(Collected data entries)
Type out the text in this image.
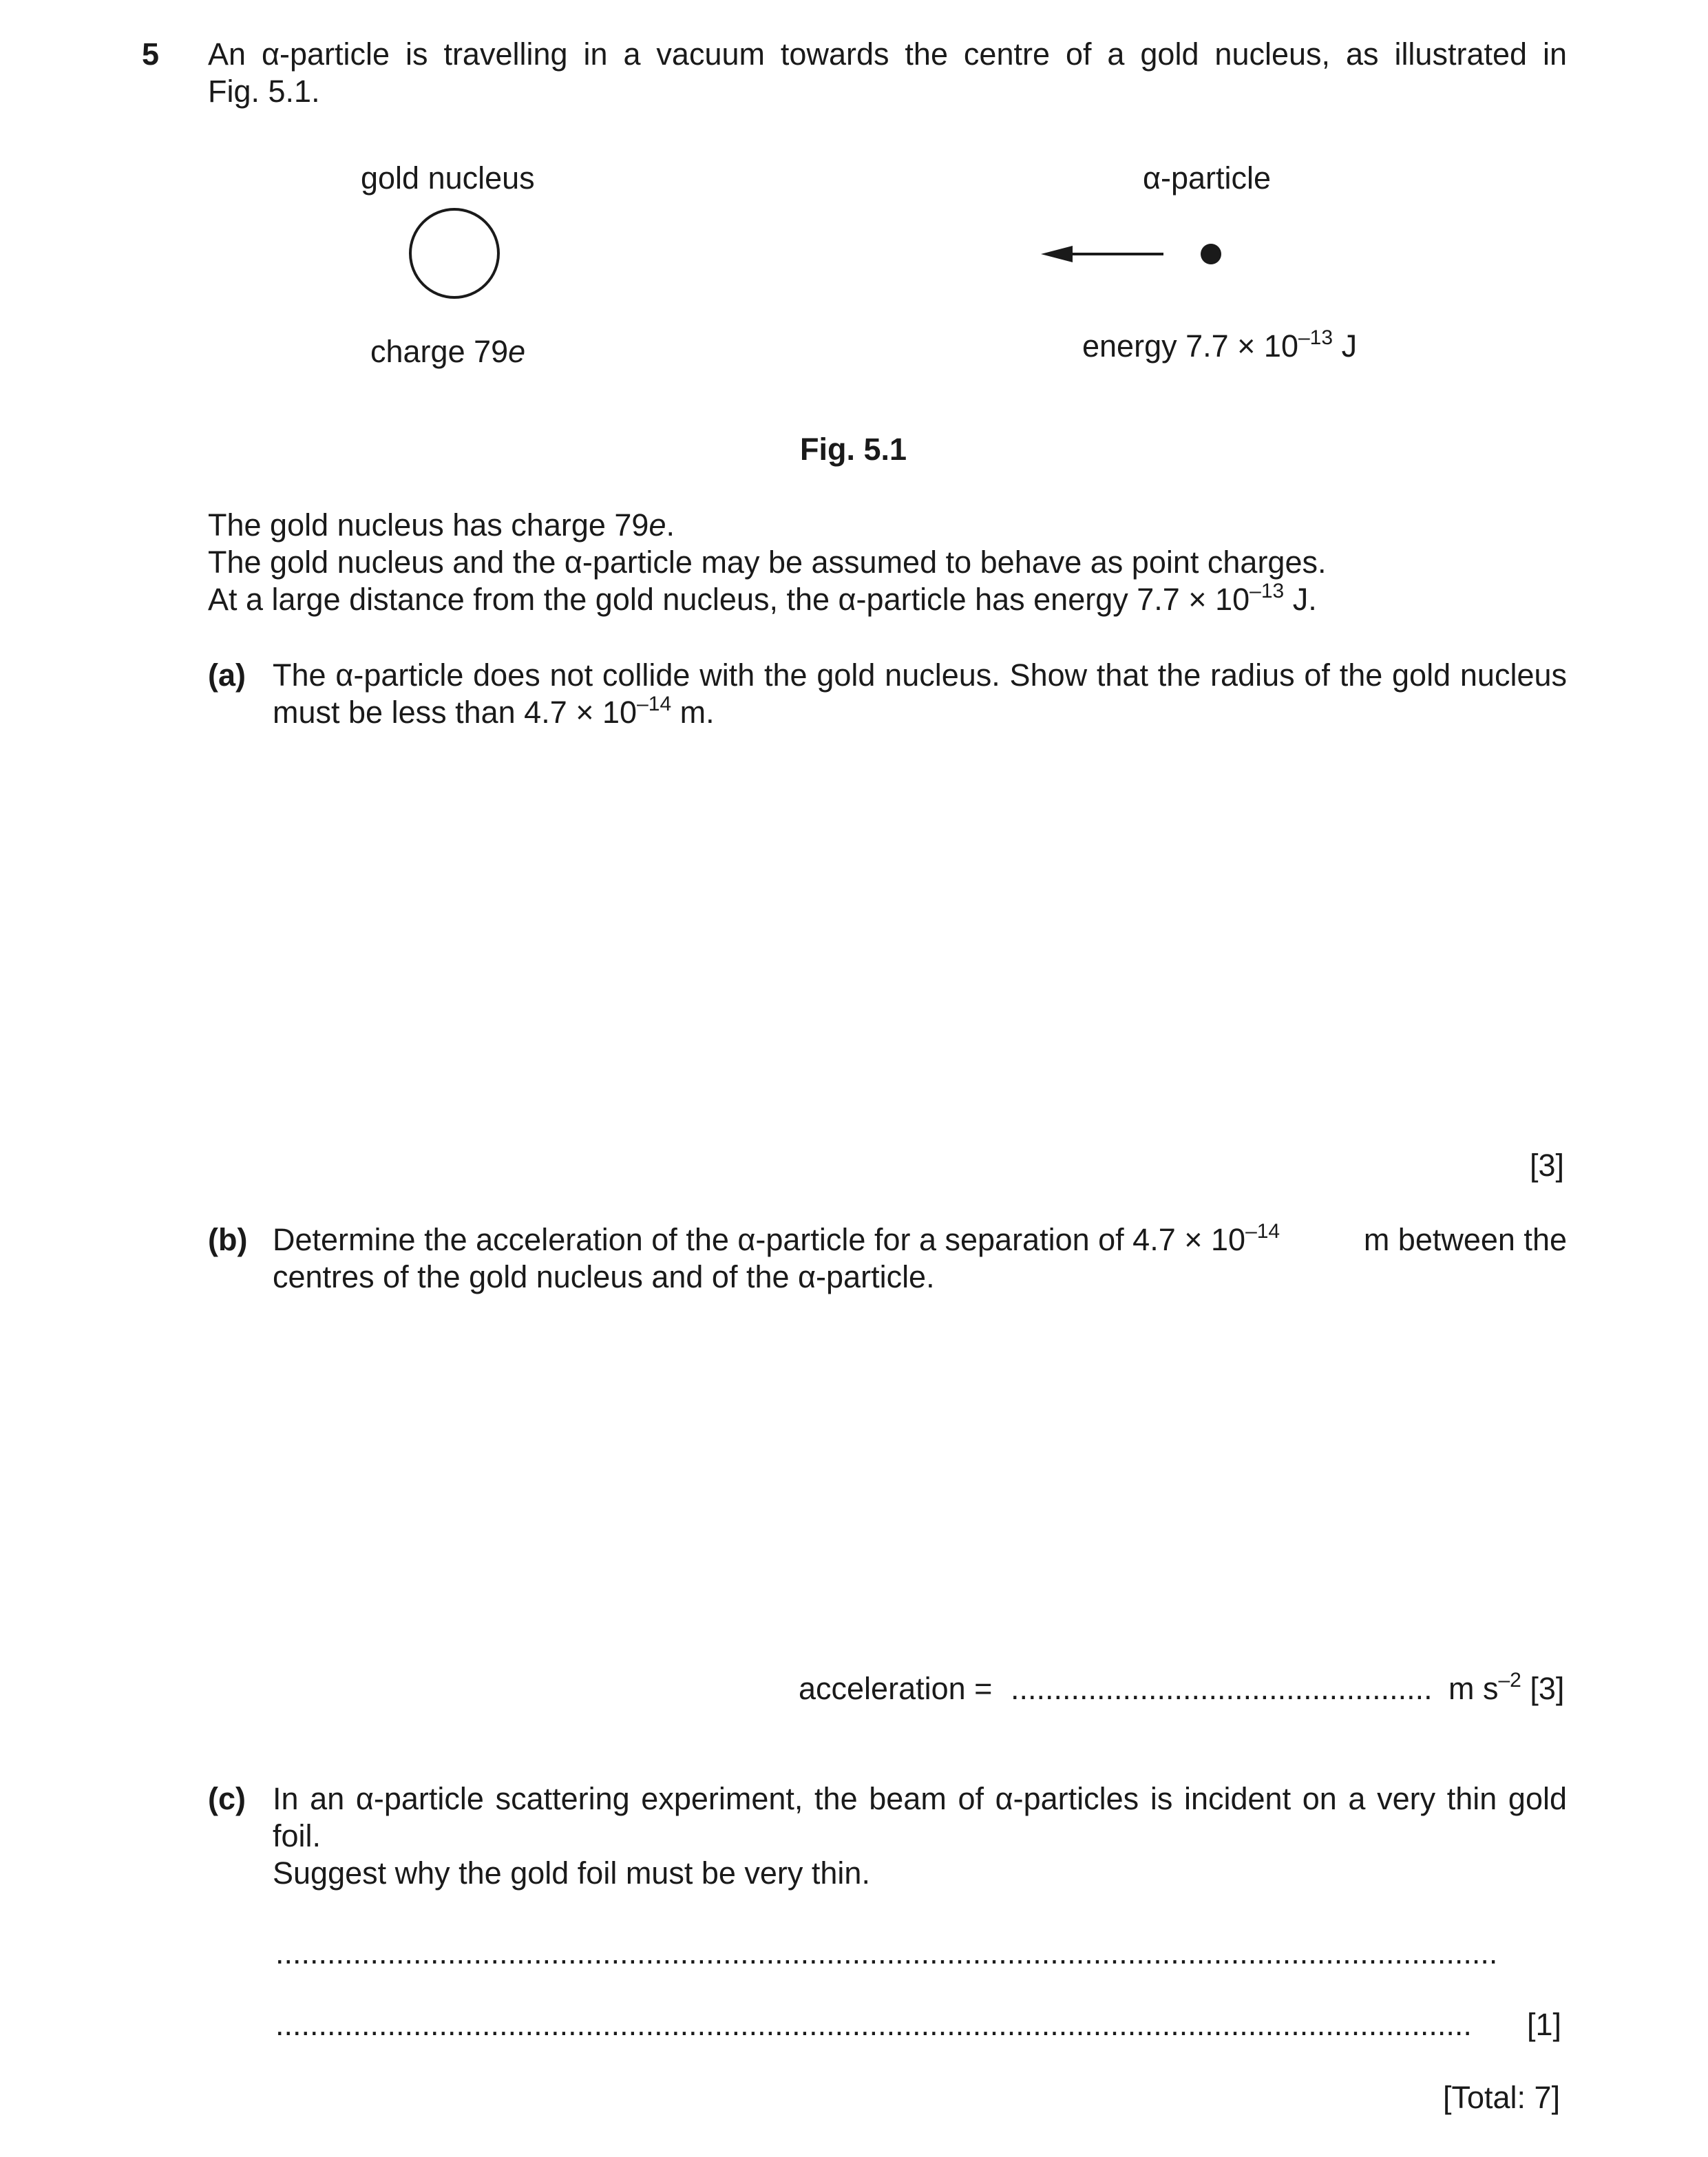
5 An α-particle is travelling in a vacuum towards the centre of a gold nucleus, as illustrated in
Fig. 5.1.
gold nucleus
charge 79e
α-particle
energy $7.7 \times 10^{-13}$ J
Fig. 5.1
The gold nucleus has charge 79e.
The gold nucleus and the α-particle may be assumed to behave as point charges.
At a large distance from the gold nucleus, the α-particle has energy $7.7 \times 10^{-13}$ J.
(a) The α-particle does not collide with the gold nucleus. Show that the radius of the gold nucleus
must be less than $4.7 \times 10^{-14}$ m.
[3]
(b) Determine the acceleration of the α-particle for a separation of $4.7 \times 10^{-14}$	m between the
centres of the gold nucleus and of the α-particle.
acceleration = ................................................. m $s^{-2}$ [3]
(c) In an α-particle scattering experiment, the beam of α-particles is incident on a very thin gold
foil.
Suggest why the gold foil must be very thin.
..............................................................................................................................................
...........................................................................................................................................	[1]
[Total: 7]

◆ The request: Go through the listing above and write it all out exactly, leaving out any picture.

◆ Complete answer:
Type out the text in this image.
5 An α-particle is travelling in a vacuum towards the centre of a gold nucleus, as illustrated in
Fig. 5.1.
gold nucleus
charge 79e
α-particle
energy $7.7 \times 10^{-13}$ J
Fig. 5.1
The gold nucleus has charge 79e.
The gold nucleus and the α-particle may be assumed to behave as point charges.
At a large distance from the gold nucleus, the α-particle has energy $7.7 \times 10^{-13}$ J.
(a) The α-particle does not collide with the gold nucleus. Show that the radius of the gold nucleus
must be less than $4.7 \times 10^{-14}$ m.
[3]
(b) Determine the acceleration of the α-particle for a separation of $4.7 \times 10^{-14}$	m between the
centres of the gold nucleus and of the α-particle.
acceleration = ................................................. m $s^{-2}$ [3]
(c) In an α-particle scattering experiment, the beam of α-particles is incident on a very thin gold
foil.
Suggest why the gold foil must be very thin.
..............................................................................................................................................
...........................................................................................................................................	[1]
[Total: 7]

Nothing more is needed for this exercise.